_Stated exercise_: Retype the records below exactly as they appear, but leave out any pictures.

-- Start Task inputs --

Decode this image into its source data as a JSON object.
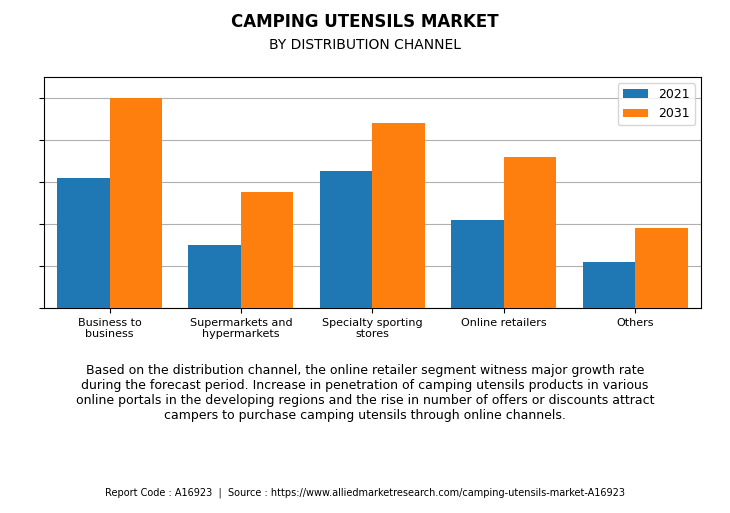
{
  "chart_data": {
    "type": "bar",
    "title": "CAMPING UTENSILS MARKET",
    "subtitle": "BY DISTRIBUTION CHANNEL",
    "categories": [
      "Business to\nbusiness",
      "Supermarkets and\nhypermarkets",
      "Specialty sporting\nstores",
      "Online retailers",
      "Others"
    ],
    "series": [
      {
        "name": "2021",
        "values": [
          62,
          30,
          65,
          42,
          22
        ]
      },
      {
        "name": "2031",
        "values": [
          100,
          55,
          88,
          72,
          38
        ]
      }
    ],
    "ylim": [
      0,
      110
    ],
    "yticks": [
      0,
      20,
      40,
      60,
      80,
      100
    ],
    "grid": true,
    "legend": "upper right",
    "tick_labels": "x",
    "annotations": [
      "Based on the distribution channel, the online retailer segment witness major growth rate\nduring the forecast period. Increase in penetration of camping utensils products in various\nonline portals in the developing regions and the rise in number of offers or discounts attract\ncampers to purchase camping utensils through online channels.",
      "Report Code : A16923  |  Source : https://www.alliedmarketresearch.com/camping-utensils-market-A16923"
    ]
  }
}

-- End Task inputs --

_The reply_:
Decode this image into its source data as a JSON object.
{
  "chart_data": {
    "type": "bar",
    "title": "CAMPING UTENSILS MARKET",
    "subtitle": "BY DISTRIBUTION CHANNEL",
    "categories": [
      "Business to\nbusiness",
      "Supermarkets and\nhypermarkets",
      "Specialty sporting\nstores",
      "Online retailers",
      "Others"
    ],
    "series": [
      {
        "name": "2021",
        "values": [
          62,
          30,
          65,
          42,
          22
        ]
      },
      {
        "name": "2031",
        "values": [
          100,
          55,
          88,
          72,
          38
        ]
      }
    ],
    "ylim": [
      0,
      110
    ],
    "yticks": [
      0,
      20,
      40,
      60,
      80,
      100
    ],
    "grid": true,
    "legend": "upper right",
    "tick_labels": "x",
    "annotations": [
      "Based on the distribution channel, the online retailer segment witness major growth rate\nduring the forecast period. Increase in penetration of camping utensils products in various\nonline portals in the developing regions and the rise in number of offers or discounts attract\ncampers to purchase camping utensils through online channels.",
      "Report Code : A16923  |  Source : https://www.alliedmarketresearch.com/camping-utensils-market-A16923"
    ]
  }
}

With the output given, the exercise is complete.